BEGIN RECORDS PROVIDED

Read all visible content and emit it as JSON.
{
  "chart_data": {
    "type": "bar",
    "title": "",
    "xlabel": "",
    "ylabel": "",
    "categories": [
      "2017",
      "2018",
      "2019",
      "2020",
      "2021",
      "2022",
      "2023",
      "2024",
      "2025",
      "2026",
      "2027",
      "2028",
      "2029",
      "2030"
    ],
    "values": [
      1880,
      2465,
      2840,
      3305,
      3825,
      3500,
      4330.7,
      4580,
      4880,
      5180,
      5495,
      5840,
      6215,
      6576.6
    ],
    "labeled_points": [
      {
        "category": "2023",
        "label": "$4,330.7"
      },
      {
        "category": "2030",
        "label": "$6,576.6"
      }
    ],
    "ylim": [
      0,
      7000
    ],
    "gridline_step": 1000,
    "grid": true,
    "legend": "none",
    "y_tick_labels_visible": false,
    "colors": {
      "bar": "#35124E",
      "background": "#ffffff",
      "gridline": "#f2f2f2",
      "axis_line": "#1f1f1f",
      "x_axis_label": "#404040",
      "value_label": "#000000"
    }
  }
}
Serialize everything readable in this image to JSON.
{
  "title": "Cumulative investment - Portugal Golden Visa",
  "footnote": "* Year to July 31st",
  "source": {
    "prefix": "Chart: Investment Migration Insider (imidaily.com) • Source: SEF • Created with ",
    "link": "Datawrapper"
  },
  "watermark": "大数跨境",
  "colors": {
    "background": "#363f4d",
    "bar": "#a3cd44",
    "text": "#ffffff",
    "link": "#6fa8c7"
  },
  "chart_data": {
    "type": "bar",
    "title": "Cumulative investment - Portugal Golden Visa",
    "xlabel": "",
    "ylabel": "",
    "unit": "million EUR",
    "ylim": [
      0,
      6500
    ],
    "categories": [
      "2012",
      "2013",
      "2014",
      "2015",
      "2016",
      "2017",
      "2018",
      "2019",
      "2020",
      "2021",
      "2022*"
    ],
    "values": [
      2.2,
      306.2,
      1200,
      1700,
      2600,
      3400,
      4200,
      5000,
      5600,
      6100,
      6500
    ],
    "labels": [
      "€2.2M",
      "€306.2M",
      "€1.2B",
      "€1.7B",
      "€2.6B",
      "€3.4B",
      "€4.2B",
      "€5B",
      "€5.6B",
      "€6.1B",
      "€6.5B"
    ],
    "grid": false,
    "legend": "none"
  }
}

END RECORDS PROVIDED

- TO DO -
All of the material above needs to be retyped word for word.

- OUTPUT -
Read all visible content and emit it as JSON.
{
  "chart_data": {
    "type": "bar",
    "title": "",
    "xlabel": "",
    "ylabel": "",
    "categories": [
      "2017",
      "2018",
      "2019",
      "2020",
      "2021",
      "2022",
      "2023",
      "2024",
      "2025",
      "2026",
      "2027",
      "2028",
      "2029",
      "2030"
    ],
    "values": [
      1880,
      2465,
      2840,
      3305,
      3825,
      3500,
      4330.7,
      4580,
      4880,
      5180,
      5495,
      5840,
      6215,
      6576.6
    ],
    "labeled_points": [
      {
        "category": "2023",
        "label": "$4,330.7"
      },
      {
        "category": "2030",
        "label": "$6,576.6"
      }
    ],
    "ylim": [
      0,
      7000
    ],
    "gridline_step": 1000,
    "grid": true,
    "legend": "none",
    "y_tick_labels_visible": false,
    "colors": {
      "bar": "#35124E",
      "background": "#ffffff",
      "gridline": "#f2f2f2",
      "axis_line": "#1f1f1f",
      "x_axis_label": "#404040",
      "value_label": "#000000"
    }
  }
}
Serialize everything readable in this image to JSON.
{
  "title": "Cumulative investment - Portugal Golden Visa",
  "footnote": "* Year to July 31st",
  "source": {
    "prefix": "Chart: Investment Migration Insider (imidaily.com) • Source: SEF • Created with ",
    "link": "Datawrapper"
  },
  "watermark": "大数跨境",
  "colors": {
    "background": "#363f4d",
    "bar": "#a3cd44",
    "text": "#ffffff",
    "link": "#6fa8c7"
  },
  "chart_data": {
    "type": "bar",
    "title": "Cumulative investment - Portugal Golden Visa",
    "xlabel": "",
    "ylabel": "",
    "unit": "million EUR",
    "ylim": [
      0,
      6500
    ],
    "categories": [
      "2012",
      "2013",
      "2014",
      "2015",
      "2016",
      "2017",
      "2018",
      "2019",
      "2020",
      "2021",
      "2022*"
    ],
    "values": [
      2.2,
      306.2,
      1200,
      1700,
      2600,
      3400,
      4200,
      5000,
      5600,
      6100,
      6500
    ],
    "labels": [
      "€2.2M",
      "€306.2M",
      "€1.2B",
      "€1.7B",
      "€2.6B",
      "€3.4B",
      "€4.2B",
      "€5B",
      "€5.6B",
      "€6.1B",
      "€6.5B"
    ],
    "grid": false,
    "legend": "none"
  }
}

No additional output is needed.